Bien avant que la pandémie ne vienne paralyser l’activité économique, la deuxième économie d’Amérique Latine avait frôlé la récession en 2019. Selon la première estimation de l’Institut national mexicain des Statistiques, l’économie mexicaine, la deuxième d’Amérique latine derrière le Brésil, a reculé de 2,4% au premier trimestre par rapport à la même période de l’année précédente.
Dans un contexte de précarité grandissante, la plongée d’une partie de la population dans la pauvreté a longtemps été évitée par le soutien financier indispensable de sa diaspora: les plus de 36 milliards de dollars transférés annuellement par les Mexicains vivant à l’étranger constituaient jusqu’ici une soupape de sécurité, nécessaire à la survie de leurs familles.

- - - - - - -

■ **ÉNONCÉ RÉDIGÉ 1**
Recopiez, dans le texte sur l'économie mexicaine, tout le passage allant de « Dans un contexte » jusqu'à « de leurs familles. » inclus.
■ **ÉNONCÉ RÉDIGÉ 2**
Rédigez la suite du texte consacré à l'économie mexicaine, en reprenant après sa dernière phrase.

■ **Extraits d'un corpus d'annotation de mise en page**
- - - - - - -

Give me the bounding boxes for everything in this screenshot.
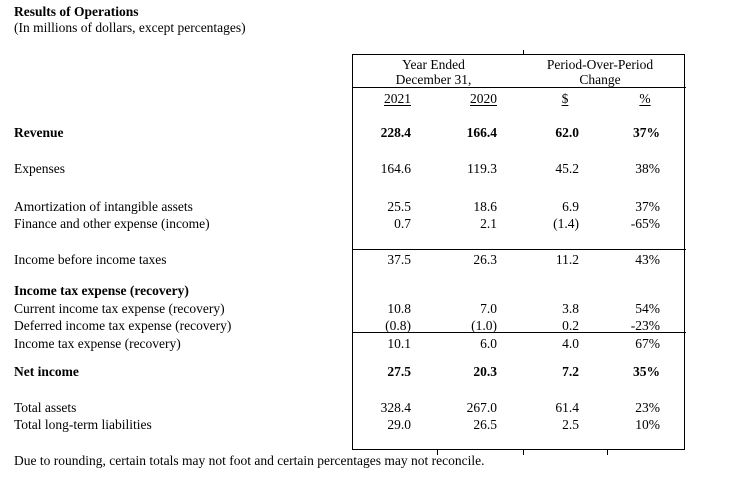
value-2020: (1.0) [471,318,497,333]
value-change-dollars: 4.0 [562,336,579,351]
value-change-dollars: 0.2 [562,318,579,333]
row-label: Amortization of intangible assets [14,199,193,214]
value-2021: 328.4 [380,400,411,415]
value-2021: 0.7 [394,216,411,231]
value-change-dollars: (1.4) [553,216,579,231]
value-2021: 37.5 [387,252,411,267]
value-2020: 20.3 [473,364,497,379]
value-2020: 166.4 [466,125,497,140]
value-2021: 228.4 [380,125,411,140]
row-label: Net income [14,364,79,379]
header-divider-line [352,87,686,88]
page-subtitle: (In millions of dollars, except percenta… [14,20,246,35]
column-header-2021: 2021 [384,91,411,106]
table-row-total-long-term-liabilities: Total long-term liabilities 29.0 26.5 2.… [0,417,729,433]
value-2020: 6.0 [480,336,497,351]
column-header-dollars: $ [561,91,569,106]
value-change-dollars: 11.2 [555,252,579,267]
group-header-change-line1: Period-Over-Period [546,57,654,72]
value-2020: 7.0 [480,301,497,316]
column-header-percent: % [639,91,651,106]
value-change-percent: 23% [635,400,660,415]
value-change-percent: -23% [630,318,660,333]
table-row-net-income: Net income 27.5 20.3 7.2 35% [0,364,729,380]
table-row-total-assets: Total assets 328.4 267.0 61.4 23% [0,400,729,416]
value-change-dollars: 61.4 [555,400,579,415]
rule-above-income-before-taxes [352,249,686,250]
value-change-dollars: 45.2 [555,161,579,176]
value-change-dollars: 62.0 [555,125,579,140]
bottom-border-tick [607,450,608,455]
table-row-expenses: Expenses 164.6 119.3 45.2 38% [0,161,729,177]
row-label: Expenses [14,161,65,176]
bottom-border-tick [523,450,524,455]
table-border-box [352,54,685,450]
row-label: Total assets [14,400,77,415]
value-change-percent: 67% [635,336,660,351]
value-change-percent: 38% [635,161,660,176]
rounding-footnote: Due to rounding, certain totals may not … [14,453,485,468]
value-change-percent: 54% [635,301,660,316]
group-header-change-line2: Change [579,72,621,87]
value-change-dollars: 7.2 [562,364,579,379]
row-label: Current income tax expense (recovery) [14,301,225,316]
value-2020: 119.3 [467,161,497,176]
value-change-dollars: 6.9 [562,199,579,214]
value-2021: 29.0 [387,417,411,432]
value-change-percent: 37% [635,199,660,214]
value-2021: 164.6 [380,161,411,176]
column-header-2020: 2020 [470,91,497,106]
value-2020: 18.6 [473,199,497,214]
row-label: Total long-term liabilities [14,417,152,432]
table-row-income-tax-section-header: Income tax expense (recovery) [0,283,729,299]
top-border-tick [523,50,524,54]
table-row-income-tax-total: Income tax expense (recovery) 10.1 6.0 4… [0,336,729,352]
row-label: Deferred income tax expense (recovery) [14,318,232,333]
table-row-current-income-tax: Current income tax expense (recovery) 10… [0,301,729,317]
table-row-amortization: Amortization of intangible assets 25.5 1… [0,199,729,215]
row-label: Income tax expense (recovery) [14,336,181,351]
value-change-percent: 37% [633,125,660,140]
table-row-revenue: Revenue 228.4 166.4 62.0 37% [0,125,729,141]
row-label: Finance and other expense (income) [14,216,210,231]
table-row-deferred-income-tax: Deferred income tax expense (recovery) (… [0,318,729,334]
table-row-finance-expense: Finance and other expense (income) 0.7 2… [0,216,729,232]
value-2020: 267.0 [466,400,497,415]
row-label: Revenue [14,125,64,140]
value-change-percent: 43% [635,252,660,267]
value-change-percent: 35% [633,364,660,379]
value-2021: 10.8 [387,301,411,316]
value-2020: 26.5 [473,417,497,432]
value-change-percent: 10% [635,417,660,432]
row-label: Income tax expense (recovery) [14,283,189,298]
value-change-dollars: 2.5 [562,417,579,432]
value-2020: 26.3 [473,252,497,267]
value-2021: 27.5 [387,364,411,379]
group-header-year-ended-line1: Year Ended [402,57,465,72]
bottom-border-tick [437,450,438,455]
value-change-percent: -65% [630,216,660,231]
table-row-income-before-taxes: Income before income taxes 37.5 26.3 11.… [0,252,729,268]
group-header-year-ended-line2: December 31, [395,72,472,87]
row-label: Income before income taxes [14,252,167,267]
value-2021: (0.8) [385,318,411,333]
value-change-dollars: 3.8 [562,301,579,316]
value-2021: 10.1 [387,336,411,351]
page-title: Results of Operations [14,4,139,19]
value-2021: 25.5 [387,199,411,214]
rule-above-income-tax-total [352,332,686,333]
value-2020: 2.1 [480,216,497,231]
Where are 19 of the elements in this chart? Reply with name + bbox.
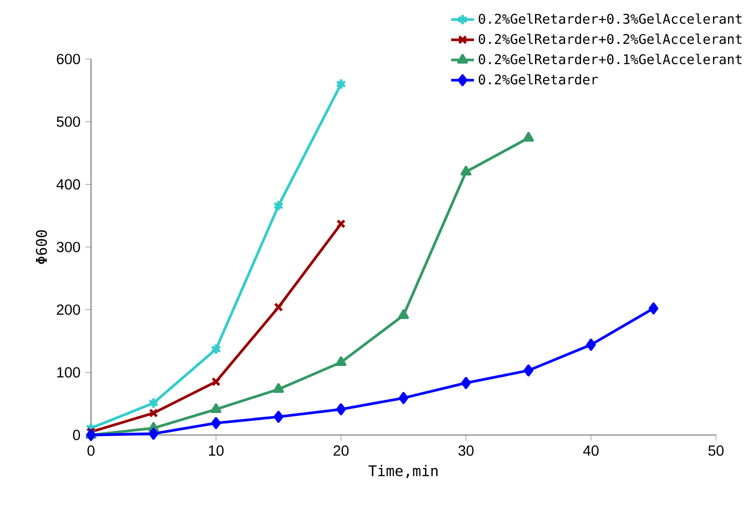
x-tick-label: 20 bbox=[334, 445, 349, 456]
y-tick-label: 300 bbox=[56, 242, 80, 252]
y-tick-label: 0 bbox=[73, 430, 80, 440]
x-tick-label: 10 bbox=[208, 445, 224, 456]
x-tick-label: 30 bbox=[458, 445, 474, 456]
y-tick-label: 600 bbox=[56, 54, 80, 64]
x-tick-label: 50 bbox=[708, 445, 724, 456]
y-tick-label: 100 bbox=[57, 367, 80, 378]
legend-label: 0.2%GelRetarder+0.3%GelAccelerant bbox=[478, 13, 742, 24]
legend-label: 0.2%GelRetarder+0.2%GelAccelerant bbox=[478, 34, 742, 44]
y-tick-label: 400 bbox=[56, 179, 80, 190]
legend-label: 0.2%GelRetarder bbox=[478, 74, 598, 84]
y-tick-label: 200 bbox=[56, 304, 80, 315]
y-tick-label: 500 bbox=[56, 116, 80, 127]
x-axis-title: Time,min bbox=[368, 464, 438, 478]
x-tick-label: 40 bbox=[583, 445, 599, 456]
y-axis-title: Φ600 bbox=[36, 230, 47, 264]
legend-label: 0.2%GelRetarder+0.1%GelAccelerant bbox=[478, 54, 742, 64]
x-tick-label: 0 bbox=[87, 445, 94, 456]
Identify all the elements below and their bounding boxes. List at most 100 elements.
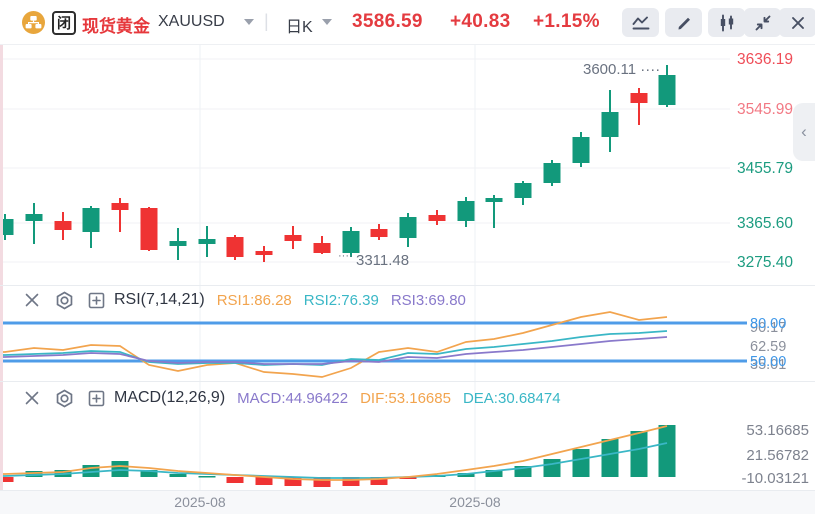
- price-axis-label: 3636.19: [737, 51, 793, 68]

- - - - - - -

■ **RÉPONSE RÉDIGÉE 1**
Dans un contexte de précarité grandissante, la plongée d’une partie de la population dans la pauvreté a longtemps été évitée par le soutien financier indispensable de sa diaspora: les plus de 36 milliards de dollars transférés annuellement par les Mexicains vivant à l’étranger constituaient jusqu’ici une soupape de sécurité, nécessaire à la survie de leurs familles.

■ **RÉPONSE RÉDIGÉE 2**
Majoritairement installée aux Etats-Unis, la diaspora mexicaine subit aujourd’hui, elle aussi, de plein fouet le chômage massif dans la première puissance mondiale. Les analystes prévoient une chute de cette aide financière de près d’un quart au cours des prochains mois.
Car, le Mexicain aime dire que lorsque l’économie américaine souffre d’une grippe, son voisin du sud écope d’une pneumonie: les 30 millions d’emplois perdus aux Etats-Unis vont inéluctablement se faire sentir dans les mois prochains, sur les ressources des migrants et affecter ainsi leurs transferts au pays.